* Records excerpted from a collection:
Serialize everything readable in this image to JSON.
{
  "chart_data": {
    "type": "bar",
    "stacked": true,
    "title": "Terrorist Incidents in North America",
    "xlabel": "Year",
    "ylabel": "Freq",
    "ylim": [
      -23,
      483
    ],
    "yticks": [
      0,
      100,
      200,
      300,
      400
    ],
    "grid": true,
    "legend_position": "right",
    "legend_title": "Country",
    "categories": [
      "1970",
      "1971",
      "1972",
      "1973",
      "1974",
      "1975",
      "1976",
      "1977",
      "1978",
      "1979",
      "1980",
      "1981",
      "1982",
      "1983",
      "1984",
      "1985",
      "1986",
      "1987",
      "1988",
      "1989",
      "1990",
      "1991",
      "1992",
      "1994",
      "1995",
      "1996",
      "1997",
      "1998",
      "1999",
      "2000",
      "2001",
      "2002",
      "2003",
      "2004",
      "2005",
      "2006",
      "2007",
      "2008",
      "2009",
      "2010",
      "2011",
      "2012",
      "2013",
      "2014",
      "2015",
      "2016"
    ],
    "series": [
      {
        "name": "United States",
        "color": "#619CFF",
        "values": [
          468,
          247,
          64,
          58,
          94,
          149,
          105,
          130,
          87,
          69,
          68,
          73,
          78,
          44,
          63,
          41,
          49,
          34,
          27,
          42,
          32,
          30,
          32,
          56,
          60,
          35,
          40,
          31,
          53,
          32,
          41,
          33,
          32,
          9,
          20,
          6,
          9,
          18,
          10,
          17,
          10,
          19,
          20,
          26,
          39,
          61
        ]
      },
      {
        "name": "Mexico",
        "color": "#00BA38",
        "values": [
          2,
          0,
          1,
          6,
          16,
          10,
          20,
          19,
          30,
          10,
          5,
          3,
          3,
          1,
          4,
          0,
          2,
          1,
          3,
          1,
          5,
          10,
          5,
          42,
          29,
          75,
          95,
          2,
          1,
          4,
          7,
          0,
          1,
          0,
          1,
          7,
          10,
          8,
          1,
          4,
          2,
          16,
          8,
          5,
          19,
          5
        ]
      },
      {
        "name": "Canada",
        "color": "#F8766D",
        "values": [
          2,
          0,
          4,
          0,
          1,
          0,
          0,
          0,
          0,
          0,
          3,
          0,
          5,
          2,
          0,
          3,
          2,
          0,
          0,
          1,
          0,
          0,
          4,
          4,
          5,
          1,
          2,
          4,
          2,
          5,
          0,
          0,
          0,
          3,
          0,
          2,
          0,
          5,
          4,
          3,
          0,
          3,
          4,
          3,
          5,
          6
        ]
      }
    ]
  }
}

* DESCRIPTION OF THE TASK:
The data above must be returned in full, exactly as written.

* WRITTEN ANSWER:
Serialize everything readable in this image to JSON.
{
  "chart_data": {
    "type": "bar",
    "stacked": true,
    "title": "Terrorist Incidents in North America",
    "xlabel": "Year",
    "ylabel": "Freq",
    "ylim": [
      -23,
      483
    ],
    "yticks": [
      0,
      100,
      200,
      300,
      400
    ],
    "grid": true,
    "legend_position": "right",
    "legend_title": "Country",
    "categories": [
      "1970",
      "1971",
      "1972",
      "1973",
      "1974",
      "1975",
      "1976",
      "1977",
      "1978",
      "1979",
      "1980",
      "1981",
      "1982",
      "1983",
      "1984",
      "1985",
      "1986",
      "1987",
      "1988",
      "1989",
      "1990",
      "1991",
      "1992",
      "1994",
      "1995",
      "1996",
      "1997",
      "1998",
      "1999",
      "2000",
      "2001",
      "2002",
      "2003",
      "2004",
      "2005",
      "2006",
      "2007",
      "2008",
      "2009",
      "2010",
      "2011",
      "2012",
      "2013",
      "2014",
      "2015",
      "2016"
    ],
    "series": [
      {
        "name": "United States",
        "color": "#619CFF",
        "values": [
          468,
          247,
          64,
          58,
          94,
          149,
          105,
          130,
          87,
          69,
          68,
          73,
          78,
          44,
          63,
          41,
          49,
          34,
          27,
          42,
          32,
          30,
          32,
          56,
          60,
          35,
          40,
          31,
          53,
          32,
          41,
          33,
          32,
          9,
          20,
          6,
          9,
          18,
          10,
          17,
          10,
          19,
          20,
          26,
          39,
          61
        ]
      },
      {
        "name": "Mexico",
        "color": "#00BA38",
        "values": [
          2,
          0,
          1,
          6,
          16,
          10,
          20,
          19,
          30,
          10,
          5,
          3,
          3,
          1,
          4,
          0,
          2,
          1,
          3,
          1,
          5,
          10,
          5,
          42,
          29,
          75,
          95,
          2,
          1,
          4,
          7,
          0,
          1,
          0,
          1,
          7,
          10,
          8,
          1,
          4,
          2,
          16,
          8,
          5,
          19,
          5
        ]
      },
      {
        "name": "Canada",
        "color": "#F8766D",
        "values": [
          2,
          0,
          4,
          0,
          1,
          0,
          0,
          0,
          0,
          0,
          3,
          0,
          5,
          2,
          0,
          3,
          2,
          0,
          0,
          1,
          0,
          0,
          4,
          4,
          5,
          1,
          2,
          4,
          2,
          5,
          0,
          0,
          0,
          3,
          0,
          2,
          0,
          5,
          4,
          3,
          0,
          3,
          4,
          3,
          5,
          6
        ]
      }
    ]
  }
}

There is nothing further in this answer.